By Miscellaneous | Books | February 13, 2008 |

Before I read this book, I understood the plight. I volunteered with rescues. I donated money. I adopted my dogs. I got it. But making my way through Redemption, Nathan J. Winograd made me realize just how in the dark I was about animal welfare in this country. This is the book that the ASPCA, PETA and the Humane Society don’t want you to read. And it is this distinction that makes it one of the most important books you’ll read this year, assuming that you even remotely feel the warm-fuzzies when looking at the face of a puppy or kitten.

Redemption begins as a history of the ASPCA, when Henry Bergh founded the society in New York City in 1866 after witnessing a peasant beating a donkey in Russia. For the rest of his life, Bergh remained a champion of animals in NYC, demanding progress and spurning corrupt city funding. Bergh’s lifetime was both the inception and golden age of the ASPCA; after his death, the society took a turn for the worse and never quite made its way back. Winograd documents this decline by detailing the many ways “animal welfare” organizations in this country have failed over the years, including high rates of killing, callousness and implementation of the same policies and procedures that have failed in the past and will continue to fail as long as they are used. This criticism, however, is only as good as the offered alternative, which Winograd presents in a chapter on the rise of the San Francisco SPCA.

## Problems to solve
**a)** List every organization that the review of Redemption mentions by name.
**b)** Write the next passage of the review of Redemption, picking up after its final sentence.
These rows come from a separate source, unrelated to the review.

Layout coordinate data:
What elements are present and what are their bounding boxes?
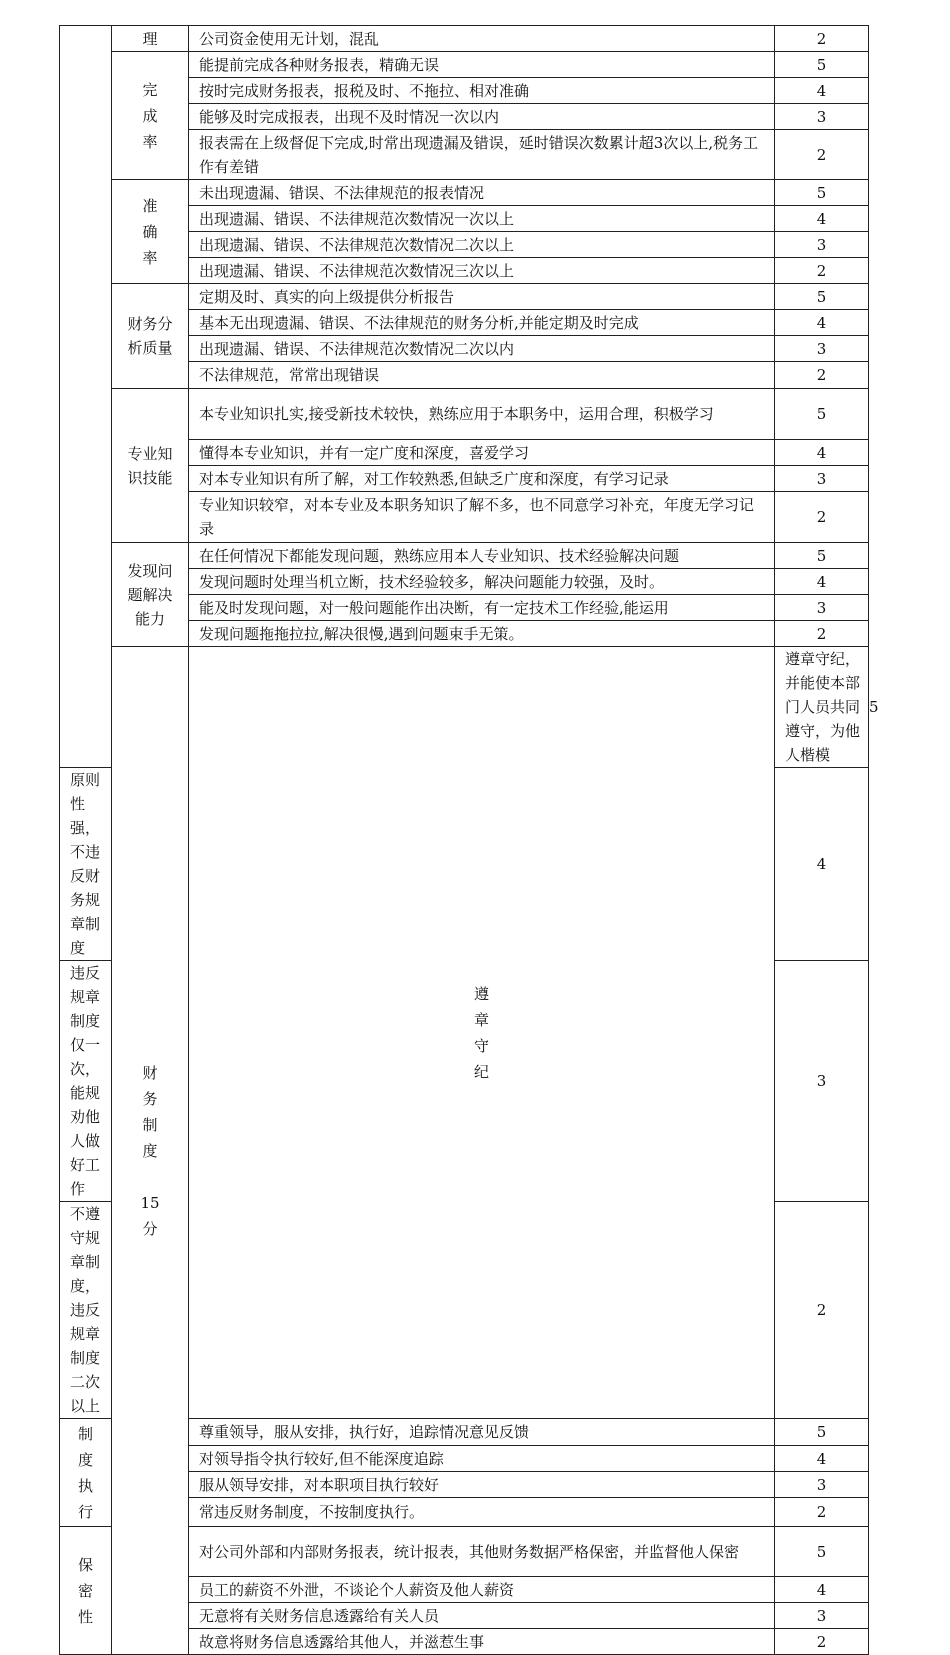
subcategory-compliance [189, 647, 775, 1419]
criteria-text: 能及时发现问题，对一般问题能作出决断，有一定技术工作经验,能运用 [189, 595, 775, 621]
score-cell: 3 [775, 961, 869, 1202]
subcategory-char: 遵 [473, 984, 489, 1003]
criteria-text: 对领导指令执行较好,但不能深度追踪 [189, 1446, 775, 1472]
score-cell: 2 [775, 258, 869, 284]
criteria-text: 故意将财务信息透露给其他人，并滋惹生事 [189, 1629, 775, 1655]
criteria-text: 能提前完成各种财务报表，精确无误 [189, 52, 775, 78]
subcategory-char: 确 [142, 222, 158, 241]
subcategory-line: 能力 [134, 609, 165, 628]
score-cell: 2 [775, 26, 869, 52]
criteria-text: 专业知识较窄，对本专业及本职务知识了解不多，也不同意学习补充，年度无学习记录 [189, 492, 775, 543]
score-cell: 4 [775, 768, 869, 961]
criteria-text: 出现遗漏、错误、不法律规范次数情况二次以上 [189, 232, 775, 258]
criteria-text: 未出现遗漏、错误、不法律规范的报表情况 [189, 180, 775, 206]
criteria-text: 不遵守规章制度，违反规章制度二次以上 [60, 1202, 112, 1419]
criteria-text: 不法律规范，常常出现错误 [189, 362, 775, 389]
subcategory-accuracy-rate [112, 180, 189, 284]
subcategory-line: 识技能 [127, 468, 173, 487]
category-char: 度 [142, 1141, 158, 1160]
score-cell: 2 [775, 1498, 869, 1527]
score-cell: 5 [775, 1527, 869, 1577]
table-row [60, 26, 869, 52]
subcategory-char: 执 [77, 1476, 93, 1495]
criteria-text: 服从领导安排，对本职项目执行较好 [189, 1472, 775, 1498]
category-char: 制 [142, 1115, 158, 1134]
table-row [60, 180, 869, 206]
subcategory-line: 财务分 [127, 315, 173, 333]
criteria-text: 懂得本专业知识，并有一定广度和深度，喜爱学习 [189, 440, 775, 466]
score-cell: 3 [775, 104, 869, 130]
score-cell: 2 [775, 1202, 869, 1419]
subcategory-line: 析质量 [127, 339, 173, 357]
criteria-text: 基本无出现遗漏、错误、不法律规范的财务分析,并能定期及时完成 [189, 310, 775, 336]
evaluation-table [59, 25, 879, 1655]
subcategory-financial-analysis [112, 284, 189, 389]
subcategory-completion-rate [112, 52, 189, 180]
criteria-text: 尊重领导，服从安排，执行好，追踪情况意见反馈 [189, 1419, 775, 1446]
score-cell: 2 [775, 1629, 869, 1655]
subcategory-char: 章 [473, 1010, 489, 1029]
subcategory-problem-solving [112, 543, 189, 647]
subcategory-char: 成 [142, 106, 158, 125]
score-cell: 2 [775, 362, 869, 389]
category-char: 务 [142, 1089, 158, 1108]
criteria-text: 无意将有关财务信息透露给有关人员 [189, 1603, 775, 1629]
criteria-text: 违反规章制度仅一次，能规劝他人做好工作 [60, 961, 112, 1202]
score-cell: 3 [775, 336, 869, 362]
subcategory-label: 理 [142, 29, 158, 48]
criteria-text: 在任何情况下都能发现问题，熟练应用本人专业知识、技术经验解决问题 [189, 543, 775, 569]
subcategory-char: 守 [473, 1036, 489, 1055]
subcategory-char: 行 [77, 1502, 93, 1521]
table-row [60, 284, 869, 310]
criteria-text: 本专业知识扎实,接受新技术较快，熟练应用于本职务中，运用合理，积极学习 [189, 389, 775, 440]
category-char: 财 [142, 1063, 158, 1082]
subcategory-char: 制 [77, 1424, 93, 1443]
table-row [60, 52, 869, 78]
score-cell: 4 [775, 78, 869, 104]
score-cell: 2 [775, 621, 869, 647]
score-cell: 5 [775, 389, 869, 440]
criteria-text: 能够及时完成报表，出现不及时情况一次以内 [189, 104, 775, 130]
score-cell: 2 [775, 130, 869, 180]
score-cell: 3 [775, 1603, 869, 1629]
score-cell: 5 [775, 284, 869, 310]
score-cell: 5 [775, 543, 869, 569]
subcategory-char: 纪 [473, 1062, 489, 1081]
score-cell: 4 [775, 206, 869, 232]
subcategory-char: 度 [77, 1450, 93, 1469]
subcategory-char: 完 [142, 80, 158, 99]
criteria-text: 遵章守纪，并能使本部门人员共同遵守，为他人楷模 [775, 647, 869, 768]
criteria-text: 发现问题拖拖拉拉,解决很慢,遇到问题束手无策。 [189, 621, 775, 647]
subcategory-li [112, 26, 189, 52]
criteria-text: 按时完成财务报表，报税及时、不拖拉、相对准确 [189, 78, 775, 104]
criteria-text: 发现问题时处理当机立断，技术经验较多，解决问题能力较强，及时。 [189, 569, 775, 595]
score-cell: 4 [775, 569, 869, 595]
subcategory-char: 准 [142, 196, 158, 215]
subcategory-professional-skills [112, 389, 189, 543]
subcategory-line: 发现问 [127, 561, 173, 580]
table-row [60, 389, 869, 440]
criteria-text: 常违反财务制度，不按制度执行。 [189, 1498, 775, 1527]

## Task-by-task results
**a)** ASPCA, PETA, the Humane Society, San Francisco SPCA

**b)**
In 1994, San Francisco, a bustling city and unlikely setting for low-kill success, became the first city in the U.S. to end the killing of healthy homeless dogs and cats in shelters, thanks to the work of an innovative and dedicated shelter director. The backlash, however, was immediate: The success of the shelter infuriated the ASPCA and other organizations that had long ago resigned themselves to the fact that nothing could be done to help the shelter situation and pet overpopulation in this country. Instead of helping spread word of the No Kill revolution, the most powerful and vocal animal organizations vilified and discredited the movement. Winograd suggests many reasons for the anger toward the movement, such as a perceived threat to the credibility of the heads of these organizations, guilt for having needlessly killed legions of dogs and cats in the past, or, most disturbing, the possibility that they simply didn’t care enough about the animals.

Perhaps the biggest offender Winograd mentions is PETA, not for quantity of animals killed, but for sheer hypocrisy. PETA, the most vocal dissenter of animal slaughter, killed nearly 2,000 dogs and cats in its few shelters in 2005, over 90% of those that it “rescued.” Winograd suggests that a shelter doing all it can to spare lives can save 90%-95% of animals it sees (the 5%-10% loss accounts for irremediably suffering or hopelessly ill animals, or vicious dogs with a poor prognosis for rehabilitation). The organization responsible for dressing women in only underwear, earmuffs and paint in frigid Times Square to protest M&Ms was saving the inverse percentage. While 2,000 animals pales in comparison to the kill rates of most shelters in this country, it obviously raises the question: How exactly does PETA determine which animals deserve to die and which don’t?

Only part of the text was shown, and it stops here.